-- Begin Records to use --
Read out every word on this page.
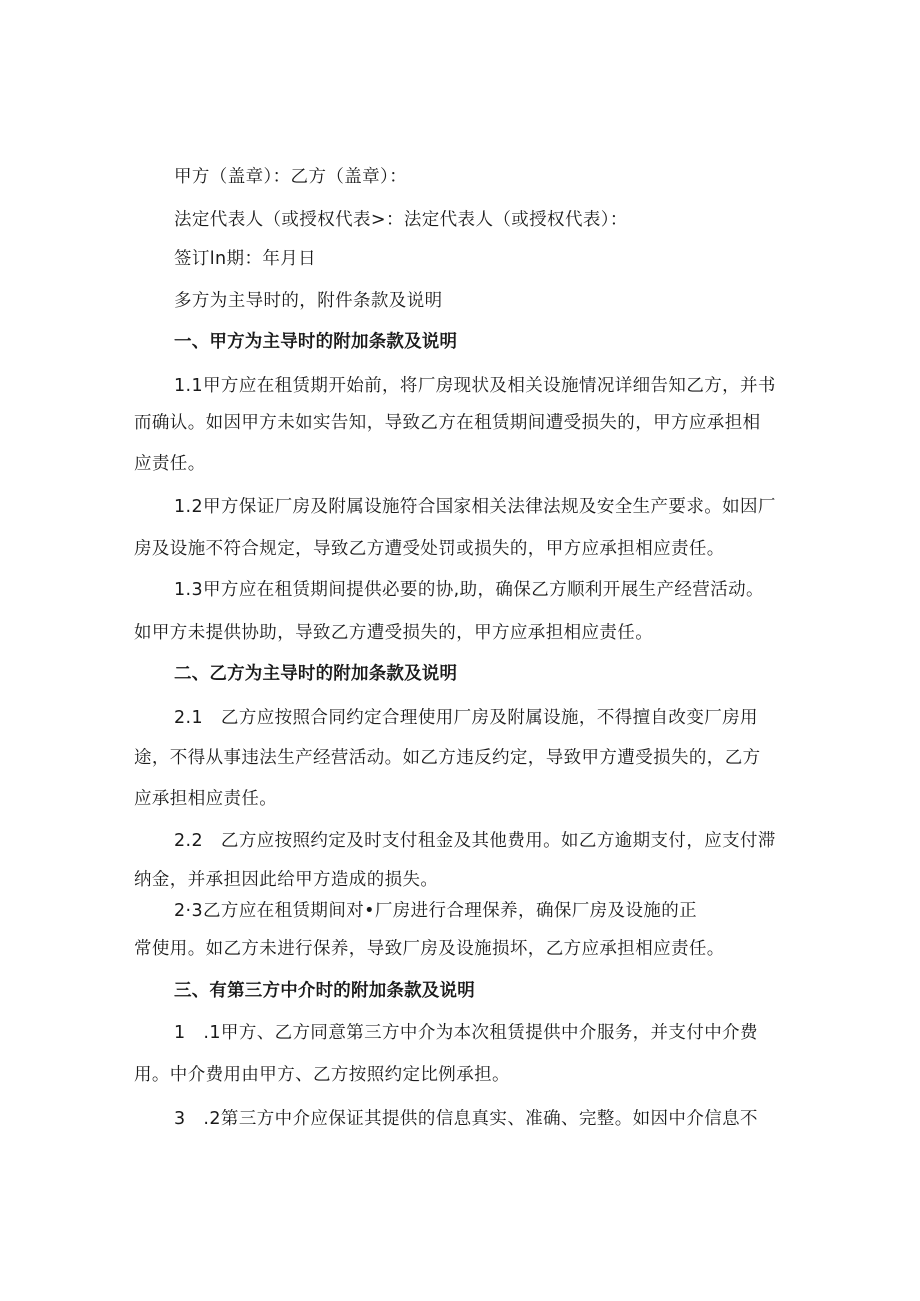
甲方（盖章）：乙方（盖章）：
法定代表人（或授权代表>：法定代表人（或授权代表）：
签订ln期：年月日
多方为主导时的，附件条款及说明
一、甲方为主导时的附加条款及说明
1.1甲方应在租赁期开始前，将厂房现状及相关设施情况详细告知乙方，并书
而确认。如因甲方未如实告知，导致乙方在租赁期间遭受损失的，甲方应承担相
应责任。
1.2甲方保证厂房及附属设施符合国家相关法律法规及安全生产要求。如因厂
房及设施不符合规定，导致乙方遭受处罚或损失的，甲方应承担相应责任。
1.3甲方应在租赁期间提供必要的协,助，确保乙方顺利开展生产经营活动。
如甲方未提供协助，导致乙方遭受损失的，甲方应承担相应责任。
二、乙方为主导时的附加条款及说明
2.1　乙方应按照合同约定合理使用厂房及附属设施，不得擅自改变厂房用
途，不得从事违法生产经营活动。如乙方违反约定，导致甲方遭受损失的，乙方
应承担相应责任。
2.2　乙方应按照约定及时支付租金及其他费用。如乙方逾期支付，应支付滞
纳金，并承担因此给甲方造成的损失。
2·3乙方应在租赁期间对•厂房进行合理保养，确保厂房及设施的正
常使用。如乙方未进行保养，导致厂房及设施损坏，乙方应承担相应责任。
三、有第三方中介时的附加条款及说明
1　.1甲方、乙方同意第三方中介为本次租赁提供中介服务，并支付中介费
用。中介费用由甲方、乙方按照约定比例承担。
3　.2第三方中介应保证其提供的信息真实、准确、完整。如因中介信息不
-- End Records to use --
-- Begin Records to use --
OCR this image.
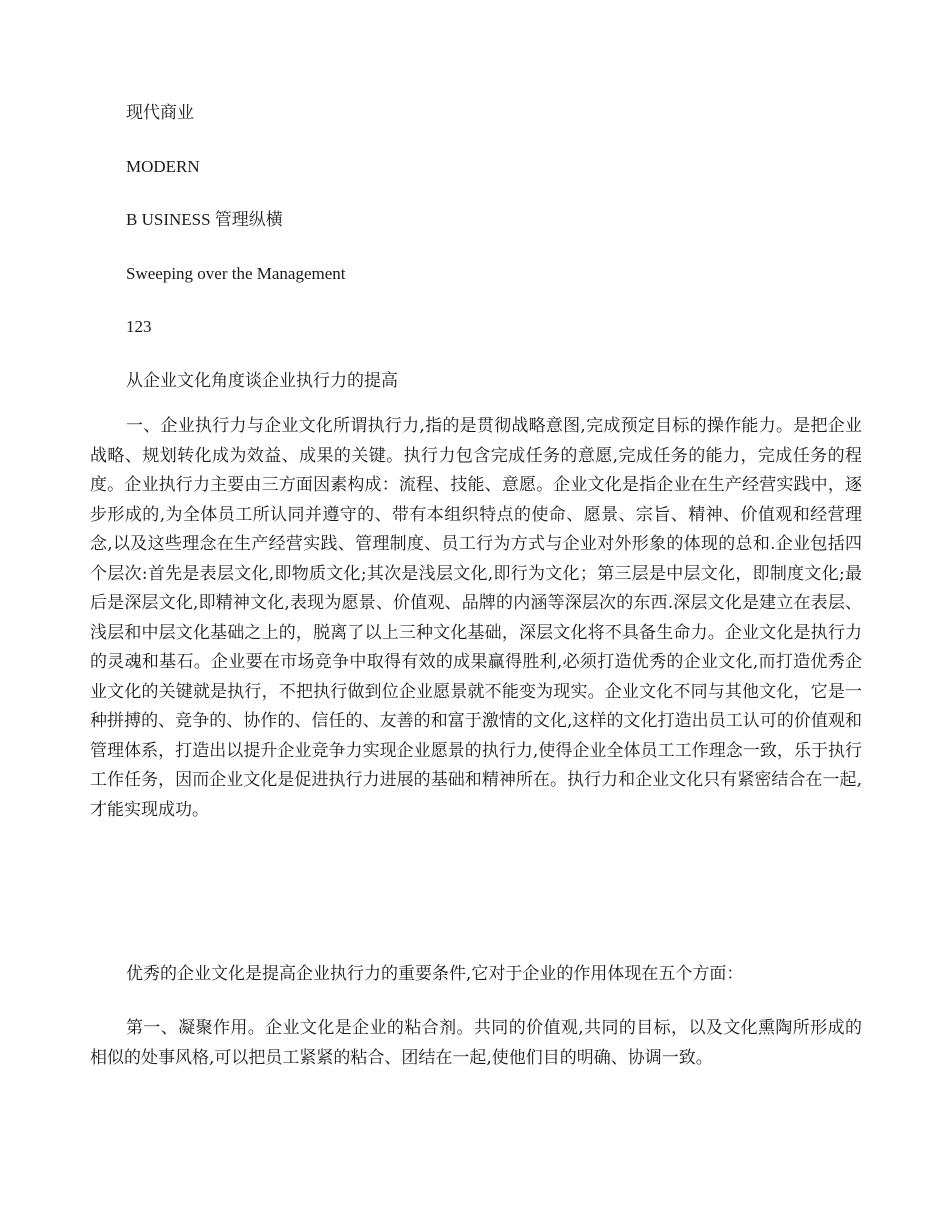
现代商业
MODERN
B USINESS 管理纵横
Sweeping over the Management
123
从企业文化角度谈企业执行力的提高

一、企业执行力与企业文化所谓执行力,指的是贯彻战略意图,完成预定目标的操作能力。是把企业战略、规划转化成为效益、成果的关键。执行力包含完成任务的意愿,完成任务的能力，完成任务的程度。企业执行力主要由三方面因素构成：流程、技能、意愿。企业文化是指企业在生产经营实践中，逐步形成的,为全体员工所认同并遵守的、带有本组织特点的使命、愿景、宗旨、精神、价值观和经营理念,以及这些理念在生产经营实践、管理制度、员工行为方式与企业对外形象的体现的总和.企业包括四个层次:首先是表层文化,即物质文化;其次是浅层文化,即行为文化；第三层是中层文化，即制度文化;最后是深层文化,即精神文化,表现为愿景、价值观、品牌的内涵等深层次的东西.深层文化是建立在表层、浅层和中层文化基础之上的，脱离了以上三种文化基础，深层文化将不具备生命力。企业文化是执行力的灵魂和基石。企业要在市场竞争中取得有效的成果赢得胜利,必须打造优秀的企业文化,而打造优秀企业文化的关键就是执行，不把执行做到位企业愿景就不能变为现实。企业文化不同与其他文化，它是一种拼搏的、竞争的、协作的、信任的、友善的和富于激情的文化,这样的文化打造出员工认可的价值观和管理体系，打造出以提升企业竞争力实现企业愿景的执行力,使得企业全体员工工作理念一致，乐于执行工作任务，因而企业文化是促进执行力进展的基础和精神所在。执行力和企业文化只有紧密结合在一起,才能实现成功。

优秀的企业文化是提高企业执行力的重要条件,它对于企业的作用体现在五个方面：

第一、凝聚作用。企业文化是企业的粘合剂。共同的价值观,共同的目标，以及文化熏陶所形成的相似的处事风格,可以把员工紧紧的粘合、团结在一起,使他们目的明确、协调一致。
-- End Records to use --
▶ Short exercise:
Of the lines in the data, how many hold the string "this"? State the number, nothing else.

▶ Answer:
2